TASK DIRECTIONS - Filter the entries below, keeping every line that has the word "Management".

== DATASET EXCERPTS

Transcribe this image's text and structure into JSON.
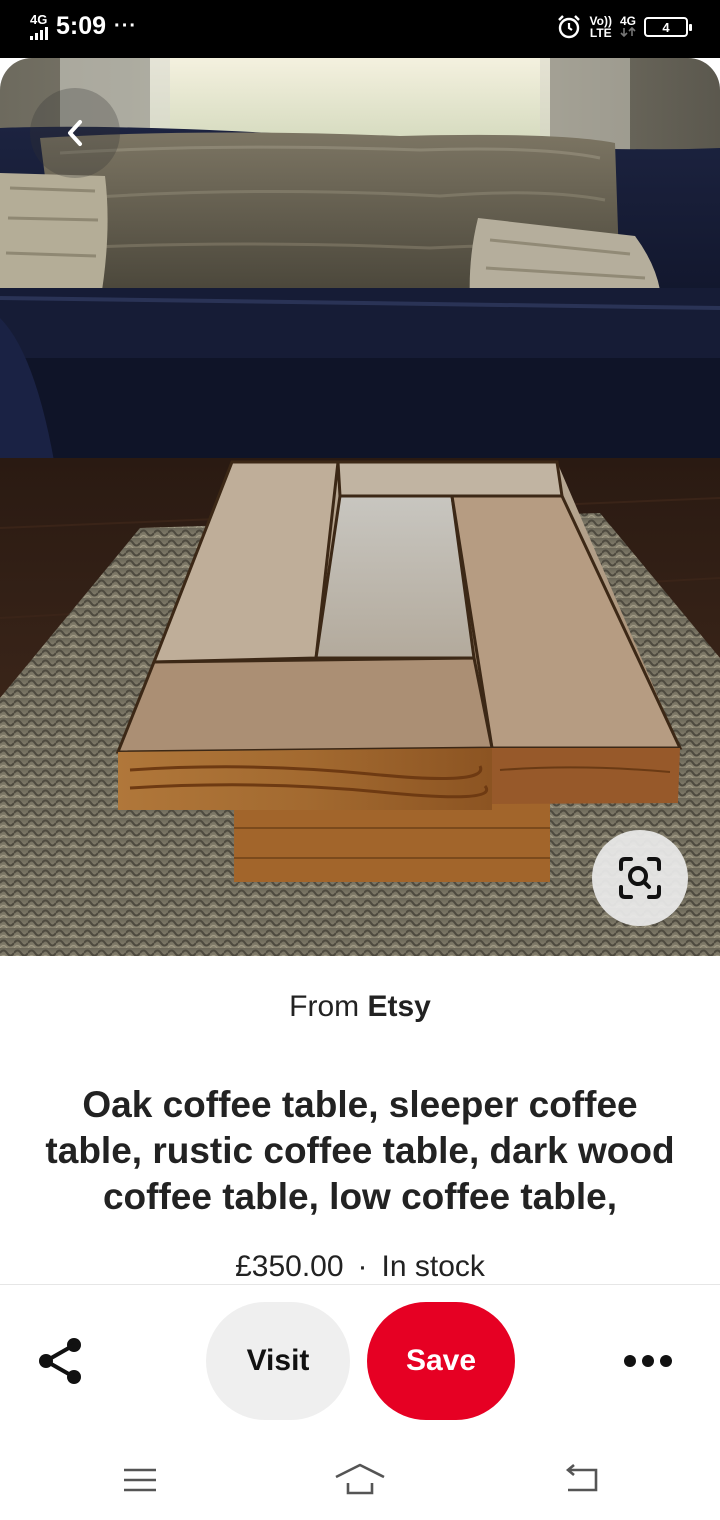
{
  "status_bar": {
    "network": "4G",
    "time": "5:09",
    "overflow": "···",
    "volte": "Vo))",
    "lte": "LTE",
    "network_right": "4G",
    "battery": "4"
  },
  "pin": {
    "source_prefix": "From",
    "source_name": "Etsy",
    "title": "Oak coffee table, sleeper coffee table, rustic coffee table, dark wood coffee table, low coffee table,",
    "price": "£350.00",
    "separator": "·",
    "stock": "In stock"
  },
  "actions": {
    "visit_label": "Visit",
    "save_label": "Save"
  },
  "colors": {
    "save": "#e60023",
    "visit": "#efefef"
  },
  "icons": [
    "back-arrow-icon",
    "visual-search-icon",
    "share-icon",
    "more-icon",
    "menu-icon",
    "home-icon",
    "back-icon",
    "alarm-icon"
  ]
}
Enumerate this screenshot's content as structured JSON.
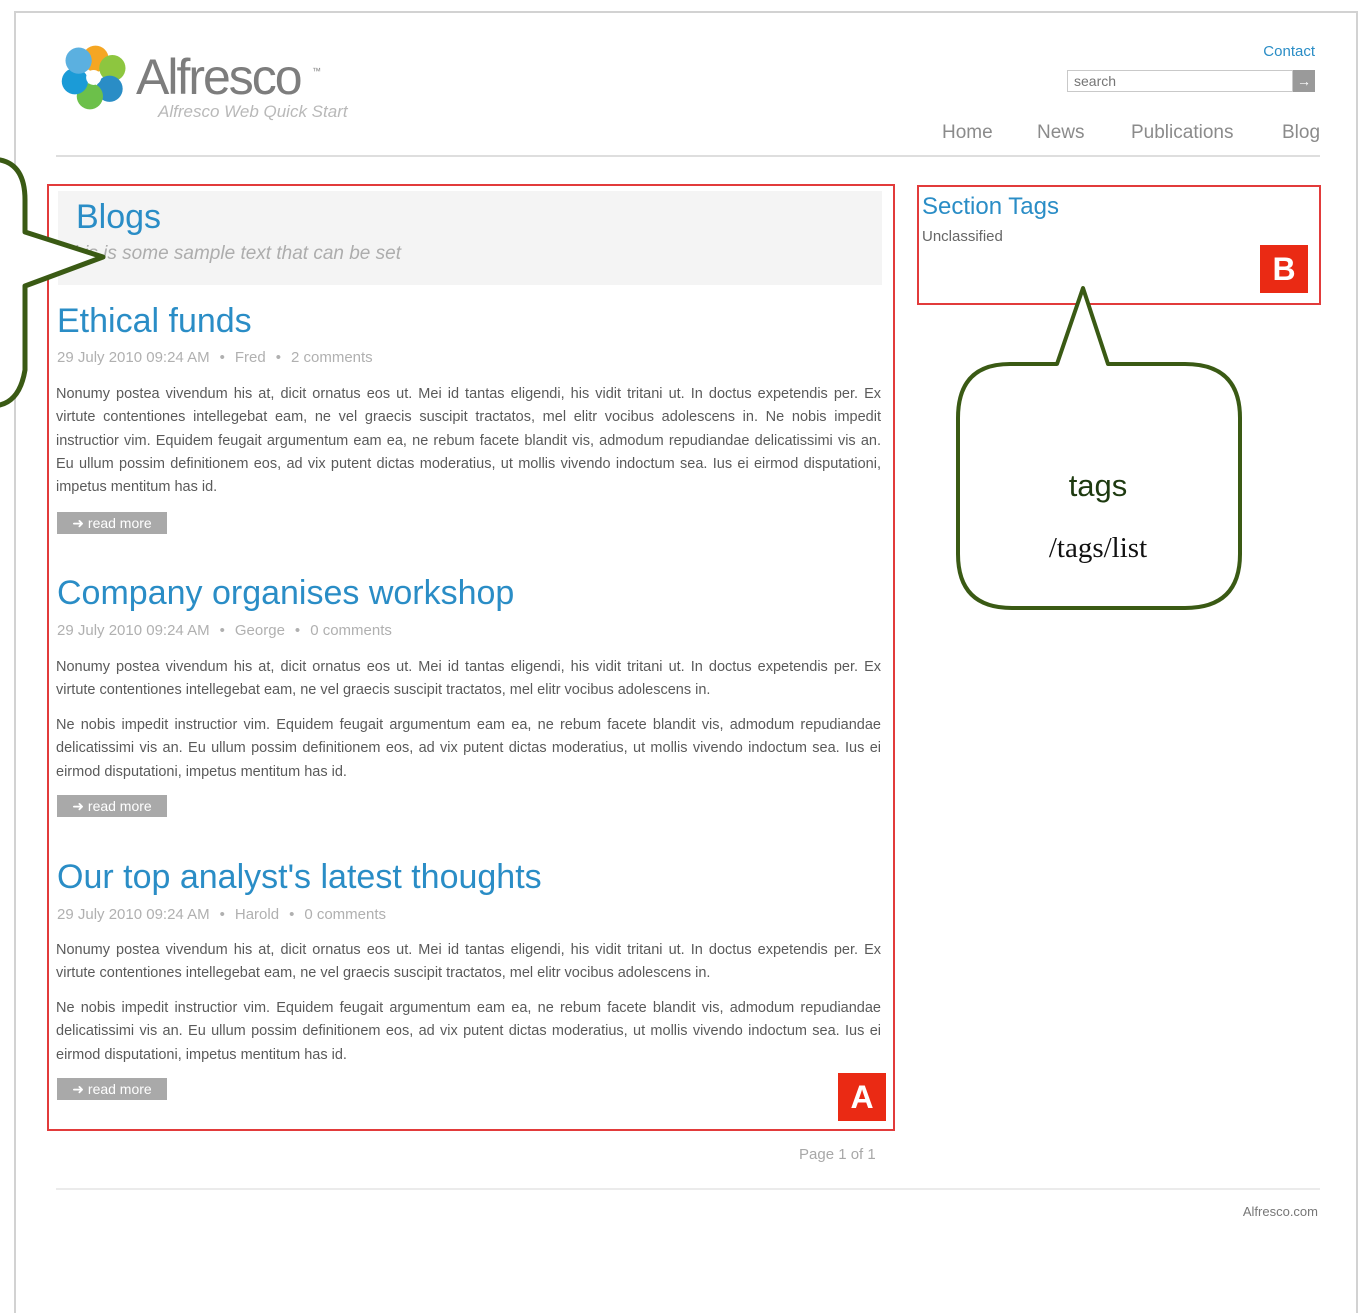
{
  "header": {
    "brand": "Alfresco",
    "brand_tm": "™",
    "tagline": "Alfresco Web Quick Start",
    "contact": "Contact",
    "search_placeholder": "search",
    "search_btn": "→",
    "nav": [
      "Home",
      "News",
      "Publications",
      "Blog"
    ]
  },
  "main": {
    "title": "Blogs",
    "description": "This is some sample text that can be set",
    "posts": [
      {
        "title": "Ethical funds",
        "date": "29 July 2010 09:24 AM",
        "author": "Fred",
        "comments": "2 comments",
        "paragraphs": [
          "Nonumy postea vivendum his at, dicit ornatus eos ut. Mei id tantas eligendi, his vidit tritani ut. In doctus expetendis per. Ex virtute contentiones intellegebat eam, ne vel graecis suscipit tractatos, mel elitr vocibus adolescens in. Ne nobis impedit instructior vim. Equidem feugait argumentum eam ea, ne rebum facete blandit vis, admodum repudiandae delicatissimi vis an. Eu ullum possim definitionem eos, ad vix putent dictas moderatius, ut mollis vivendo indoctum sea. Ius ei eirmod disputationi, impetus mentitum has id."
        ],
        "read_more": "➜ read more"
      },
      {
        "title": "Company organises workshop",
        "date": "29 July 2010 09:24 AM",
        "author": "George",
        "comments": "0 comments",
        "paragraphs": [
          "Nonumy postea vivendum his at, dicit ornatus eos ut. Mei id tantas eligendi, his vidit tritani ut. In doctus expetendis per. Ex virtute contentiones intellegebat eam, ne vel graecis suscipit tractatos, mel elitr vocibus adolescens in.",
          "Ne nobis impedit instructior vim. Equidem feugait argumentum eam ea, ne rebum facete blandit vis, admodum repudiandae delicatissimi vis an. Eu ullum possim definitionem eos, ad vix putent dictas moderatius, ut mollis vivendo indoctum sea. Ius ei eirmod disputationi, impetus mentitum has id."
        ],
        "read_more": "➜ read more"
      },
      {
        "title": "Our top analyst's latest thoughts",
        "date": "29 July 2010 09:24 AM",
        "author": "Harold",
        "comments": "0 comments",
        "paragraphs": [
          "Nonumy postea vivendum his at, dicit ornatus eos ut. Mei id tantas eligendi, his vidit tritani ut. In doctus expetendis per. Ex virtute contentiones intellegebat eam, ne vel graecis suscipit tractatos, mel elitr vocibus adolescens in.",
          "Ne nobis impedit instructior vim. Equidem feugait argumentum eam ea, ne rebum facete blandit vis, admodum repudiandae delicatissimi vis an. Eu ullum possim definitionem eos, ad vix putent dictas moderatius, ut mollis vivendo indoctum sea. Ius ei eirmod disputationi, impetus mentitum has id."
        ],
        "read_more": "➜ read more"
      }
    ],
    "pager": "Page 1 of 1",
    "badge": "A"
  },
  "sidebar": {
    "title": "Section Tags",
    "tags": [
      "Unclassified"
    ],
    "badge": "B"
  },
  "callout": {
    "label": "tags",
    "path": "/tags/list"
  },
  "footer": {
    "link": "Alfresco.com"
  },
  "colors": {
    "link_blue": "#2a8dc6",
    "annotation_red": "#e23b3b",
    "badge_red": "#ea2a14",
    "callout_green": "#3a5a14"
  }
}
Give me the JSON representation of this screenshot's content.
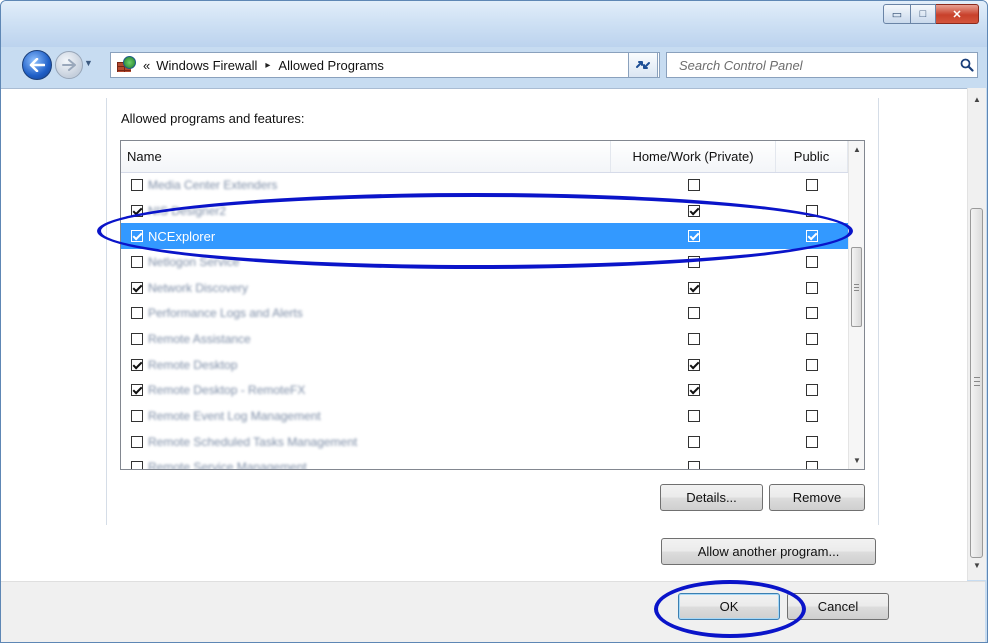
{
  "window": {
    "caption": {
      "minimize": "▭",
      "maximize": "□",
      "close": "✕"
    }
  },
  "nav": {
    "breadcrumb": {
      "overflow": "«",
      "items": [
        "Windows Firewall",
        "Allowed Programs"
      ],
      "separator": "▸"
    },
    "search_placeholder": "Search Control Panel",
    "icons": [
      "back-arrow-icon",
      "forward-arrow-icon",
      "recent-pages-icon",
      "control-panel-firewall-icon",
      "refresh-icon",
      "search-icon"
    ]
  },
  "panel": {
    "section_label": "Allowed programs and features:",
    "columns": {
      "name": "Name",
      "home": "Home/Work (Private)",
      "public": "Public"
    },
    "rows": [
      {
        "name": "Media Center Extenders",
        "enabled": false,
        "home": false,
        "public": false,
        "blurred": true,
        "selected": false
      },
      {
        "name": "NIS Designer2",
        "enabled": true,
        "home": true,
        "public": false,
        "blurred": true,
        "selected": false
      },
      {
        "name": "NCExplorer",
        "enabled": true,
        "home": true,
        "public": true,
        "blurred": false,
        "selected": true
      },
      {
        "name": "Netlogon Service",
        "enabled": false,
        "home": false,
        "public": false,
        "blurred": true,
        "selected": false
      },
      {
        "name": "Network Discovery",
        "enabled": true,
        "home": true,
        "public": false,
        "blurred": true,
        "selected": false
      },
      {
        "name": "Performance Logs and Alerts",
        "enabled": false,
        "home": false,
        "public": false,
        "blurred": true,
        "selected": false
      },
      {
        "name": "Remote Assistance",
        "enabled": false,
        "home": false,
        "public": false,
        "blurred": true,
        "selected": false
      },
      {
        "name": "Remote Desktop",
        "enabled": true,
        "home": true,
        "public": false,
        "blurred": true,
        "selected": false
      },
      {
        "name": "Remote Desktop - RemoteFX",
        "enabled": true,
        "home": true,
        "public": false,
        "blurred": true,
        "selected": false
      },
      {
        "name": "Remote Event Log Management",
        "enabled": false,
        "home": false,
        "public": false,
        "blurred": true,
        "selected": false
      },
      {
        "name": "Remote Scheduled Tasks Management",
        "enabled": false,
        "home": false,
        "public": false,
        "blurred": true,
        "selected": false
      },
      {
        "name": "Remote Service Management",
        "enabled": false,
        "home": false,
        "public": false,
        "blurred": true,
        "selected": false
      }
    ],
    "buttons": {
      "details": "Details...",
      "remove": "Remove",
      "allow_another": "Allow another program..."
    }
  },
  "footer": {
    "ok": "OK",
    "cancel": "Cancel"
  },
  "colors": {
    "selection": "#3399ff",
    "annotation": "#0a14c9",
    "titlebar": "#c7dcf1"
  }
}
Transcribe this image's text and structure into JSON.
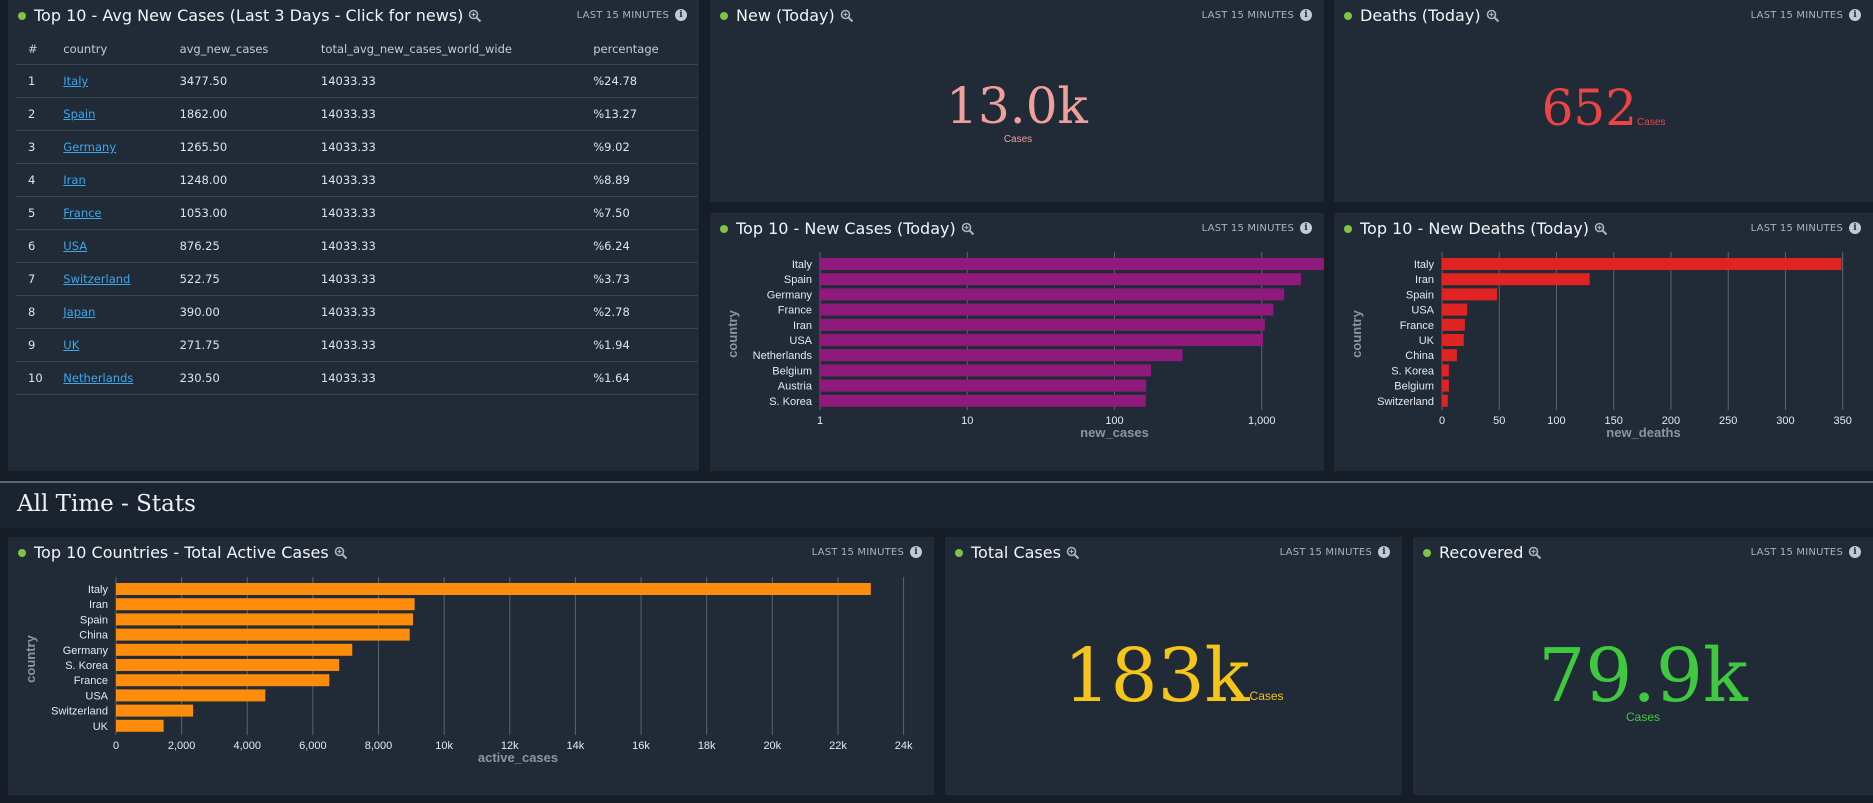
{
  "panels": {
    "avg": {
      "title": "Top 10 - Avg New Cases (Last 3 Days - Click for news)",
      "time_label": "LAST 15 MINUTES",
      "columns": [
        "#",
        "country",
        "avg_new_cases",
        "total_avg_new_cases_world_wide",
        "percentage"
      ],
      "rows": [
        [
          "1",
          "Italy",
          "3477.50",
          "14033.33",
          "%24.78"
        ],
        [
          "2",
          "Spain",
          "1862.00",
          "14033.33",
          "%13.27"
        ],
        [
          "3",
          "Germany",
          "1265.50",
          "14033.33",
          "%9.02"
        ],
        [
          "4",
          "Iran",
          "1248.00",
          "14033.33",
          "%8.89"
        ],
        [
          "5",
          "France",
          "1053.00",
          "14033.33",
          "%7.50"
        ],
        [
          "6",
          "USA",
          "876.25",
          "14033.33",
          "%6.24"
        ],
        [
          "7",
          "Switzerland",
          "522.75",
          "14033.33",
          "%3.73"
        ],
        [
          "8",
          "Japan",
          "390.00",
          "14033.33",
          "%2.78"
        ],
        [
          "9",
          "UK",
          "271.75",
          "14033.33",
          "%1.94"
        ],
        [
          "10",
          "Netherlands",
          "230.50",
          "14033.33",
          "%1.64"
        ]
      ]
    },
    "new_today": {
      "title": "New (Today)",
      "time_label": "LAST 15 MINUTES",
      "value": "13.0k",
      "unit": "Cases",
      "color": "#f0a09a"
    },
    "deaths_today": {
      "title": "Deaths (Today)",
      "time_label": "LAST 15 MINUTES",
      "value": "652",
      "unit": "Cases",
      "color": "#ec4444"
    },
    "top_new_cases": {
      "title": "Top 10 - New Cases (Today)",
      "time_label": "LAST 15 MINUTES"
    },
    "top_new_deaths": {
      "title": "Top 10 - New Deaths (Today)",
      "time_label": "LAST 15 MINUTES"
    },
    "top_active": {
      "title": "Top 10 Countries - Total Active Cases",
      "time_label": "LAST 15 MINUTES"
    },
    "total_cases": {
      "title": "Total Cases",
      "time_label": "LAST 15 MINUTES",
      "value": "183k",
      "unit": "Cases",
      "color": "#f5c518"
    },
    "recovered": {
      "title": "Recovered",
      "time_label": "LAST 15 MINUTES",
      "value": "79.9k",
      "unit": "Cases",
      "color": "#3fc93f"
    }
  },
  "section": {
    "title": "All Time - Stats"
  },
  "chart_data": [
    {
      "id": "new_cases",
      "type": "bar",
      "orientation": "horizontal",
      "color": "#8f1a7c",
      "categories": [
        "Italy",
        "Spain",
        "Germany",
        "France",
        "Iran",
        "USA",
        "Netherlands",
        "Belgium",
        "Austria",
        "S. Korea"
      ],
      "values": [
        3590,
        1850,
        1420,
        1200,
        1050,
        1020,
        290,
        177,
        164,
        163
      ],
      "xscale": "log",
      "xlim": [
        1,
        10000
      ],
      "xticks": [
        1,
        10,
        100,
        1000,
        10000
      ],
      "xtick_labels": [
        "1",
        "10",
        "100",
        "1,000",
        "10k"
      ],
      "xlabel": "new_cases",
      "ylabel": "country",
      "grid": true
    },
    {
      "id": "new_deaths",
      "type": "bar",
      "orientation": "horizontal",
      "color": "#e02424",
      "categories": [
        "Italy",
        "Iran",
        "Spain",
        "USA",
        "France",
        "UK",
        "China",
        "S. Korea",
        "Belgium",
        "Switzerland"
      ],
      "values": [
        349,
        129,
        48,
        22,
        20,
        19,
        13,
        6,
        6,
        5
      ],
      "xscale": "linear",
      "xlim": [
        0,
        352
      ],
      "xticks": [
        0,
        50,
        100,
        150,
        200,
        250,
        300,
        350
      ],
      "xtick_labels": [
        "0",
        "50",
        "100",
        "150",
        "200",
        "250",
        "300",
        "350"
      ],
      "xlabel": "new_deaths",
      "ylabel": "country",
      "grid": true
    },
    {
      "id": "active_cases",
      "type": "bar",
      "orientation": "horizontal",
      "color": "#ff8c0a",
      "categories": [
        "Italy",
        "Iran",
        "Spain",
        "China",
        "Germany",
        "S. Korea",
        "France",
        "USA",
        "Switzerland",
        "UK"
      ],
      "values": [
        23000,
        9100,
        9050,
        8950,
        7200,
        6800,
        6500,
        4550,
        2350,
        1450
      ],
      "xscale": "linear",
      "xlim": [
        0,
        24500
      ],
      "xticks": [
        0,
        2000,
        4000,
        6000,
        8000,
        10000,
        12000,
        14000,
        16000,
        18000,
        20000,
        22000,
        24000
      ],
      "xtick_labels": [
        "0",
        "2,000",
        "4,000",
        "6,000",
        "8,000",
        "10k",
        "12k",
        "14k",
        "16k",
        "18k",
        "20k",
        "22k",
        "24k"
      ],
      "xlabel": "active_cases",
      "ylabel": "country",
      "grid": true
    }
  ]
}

====

WRITTEN SOLUTION -
        "name": "Remote Event Log Management",
        "name": "Remote Scheduled Tasks Management",
        "name": "Remote Service Management",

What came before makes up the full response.